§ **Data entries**
_ _ _ _

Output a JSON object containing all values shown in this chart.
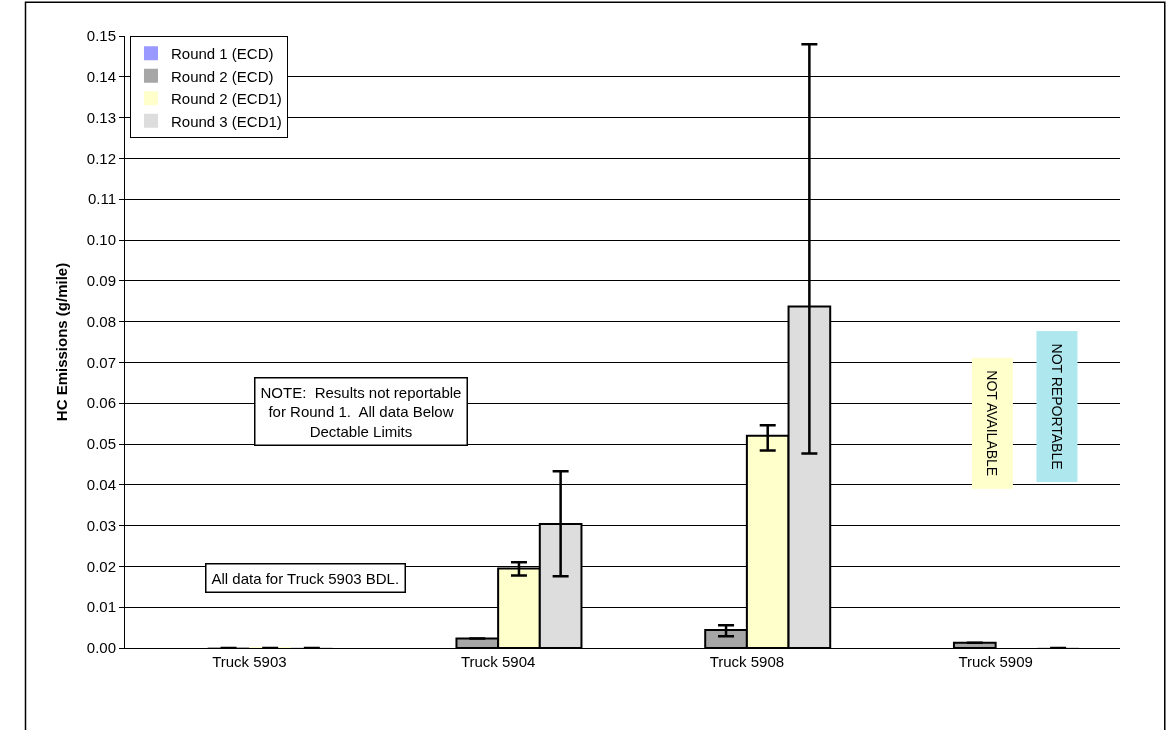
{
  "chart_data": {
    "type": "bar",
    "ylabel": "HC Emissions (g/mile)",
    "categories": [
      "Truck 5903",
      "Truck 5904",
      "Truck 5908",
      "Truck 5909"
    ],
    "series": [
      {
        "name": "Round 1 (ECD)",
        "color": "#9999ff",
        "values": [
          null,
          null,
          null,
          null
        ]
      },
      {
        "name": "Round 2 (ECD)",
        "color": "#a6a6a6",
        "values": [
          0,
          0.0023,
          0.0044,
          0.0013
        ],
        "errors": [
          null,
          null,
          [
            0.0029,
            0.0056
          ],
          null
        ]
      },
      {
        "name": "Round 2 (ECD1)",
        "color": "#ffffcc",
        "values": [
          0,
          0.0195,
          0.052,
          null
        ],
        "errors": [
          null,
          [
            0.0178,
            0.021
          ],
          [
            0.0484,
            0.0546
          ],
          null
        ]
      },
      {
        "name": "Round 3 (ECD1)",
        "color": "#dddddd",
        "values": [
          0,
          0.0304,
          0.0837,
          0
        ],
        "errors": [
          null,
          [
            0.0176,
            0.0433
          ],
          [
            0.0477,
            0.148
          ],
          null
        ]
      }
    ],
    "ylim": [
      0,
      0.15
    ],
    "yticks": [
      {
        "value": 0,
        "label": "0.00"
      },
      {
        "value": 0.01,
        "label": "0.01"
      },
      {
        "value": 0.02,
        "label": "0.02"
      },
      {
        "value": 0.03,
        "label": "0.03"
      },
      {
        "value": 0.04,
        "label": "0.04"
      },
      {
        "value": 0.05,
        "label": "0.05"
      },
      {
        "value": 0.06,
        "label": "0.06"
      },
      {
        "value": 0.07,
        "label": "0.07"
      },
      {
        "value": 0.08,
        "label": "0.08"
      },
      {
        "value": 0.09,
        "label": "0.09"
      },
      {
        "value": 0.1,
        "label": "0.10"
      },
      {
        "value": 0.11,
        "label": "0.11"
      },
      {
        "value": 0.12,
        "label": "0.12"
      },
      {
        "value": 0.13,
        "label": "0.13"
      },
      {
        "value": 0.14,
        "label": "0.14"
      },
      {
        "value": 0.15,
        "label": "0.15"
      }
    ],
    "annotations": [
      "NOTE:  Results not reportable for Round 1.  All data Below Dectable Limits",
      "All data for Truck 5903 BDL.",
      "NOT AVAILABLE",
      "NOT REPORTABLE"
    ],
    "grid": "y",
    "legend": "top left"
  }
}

_ _ _ _

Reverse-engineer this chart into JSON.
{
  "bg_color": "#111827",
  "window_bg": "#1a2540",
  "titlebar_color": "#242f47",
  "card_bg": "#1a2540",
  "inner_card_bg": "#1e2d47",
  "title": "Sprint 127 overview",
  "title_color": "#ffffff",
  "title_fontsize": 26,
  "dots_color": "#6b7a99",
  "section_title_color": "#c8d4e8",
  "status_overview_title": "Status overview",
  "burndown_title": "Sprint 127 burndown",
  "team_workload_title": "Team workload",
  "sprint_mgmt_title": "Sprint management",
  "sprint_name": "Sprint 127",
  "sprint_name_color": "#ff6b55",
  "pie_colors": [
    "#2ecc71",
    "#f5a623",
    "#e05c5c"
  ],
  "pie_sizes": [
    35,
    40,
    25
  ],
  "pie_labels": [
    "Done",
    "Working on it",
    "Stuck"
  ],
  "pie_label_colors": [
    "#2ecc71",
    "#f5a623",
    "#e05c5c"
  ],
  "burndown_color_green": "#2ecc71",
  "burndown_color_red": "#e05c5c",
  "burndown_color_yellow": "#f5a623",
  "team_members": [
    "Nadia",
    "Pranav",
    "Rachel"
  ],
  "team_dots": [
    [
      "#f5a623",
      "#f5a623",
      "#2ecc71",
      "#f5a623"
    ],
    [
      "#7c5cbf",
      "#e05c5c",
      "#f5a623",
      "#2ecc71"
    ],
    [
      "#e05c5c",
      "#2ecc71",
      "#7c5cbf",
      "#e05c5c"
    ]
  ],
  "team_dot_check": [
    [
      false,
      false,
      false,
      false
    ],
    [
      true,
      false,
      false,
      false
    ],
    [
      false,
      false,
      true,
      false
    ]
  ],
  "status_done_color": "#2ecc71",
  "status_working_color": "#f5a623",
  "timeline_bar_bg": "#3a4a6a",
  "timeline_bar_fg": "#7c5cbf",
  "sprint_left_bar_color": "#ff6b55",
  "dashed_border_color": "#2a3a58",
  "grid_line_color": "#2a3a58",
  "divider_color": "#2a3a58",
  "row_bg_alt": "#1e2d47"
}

_ _ _ _

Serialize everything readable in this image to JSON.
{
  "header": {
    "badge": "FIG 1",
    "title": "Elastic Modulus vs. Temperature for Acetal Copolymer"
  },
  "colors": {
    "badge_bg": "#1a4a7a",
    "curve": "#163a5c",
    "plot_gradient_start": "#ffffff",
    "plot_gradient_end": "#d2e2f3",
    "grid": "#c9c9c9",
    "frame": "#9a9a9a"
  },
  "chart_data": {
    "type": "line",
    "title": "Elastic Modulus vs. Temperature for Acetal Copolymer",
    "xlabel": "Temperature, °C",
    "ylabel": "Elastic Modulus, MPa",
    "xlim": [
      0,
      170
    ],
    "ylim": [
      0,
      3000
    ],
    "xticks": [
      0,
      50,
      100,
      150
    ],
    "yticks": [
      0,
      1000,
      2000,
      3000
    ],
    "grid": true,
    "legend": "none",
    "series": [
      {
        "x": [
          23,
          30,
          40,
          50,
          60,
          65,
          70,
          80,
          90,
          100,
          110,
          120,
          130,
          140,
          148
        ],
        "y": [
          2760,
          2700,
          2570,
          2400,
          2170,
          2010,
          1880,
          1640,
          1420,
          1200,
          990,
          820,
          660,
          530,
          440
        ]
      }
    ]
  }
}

_ _ _ _

§ **Problem details**
Find and copy each line above that includes the string "this".

§ **Written reply**
Output a JSON object containing all values shown in this chart.
Reverse-engineer this chart into JSON.
Serialize everything readable in this image to JSON.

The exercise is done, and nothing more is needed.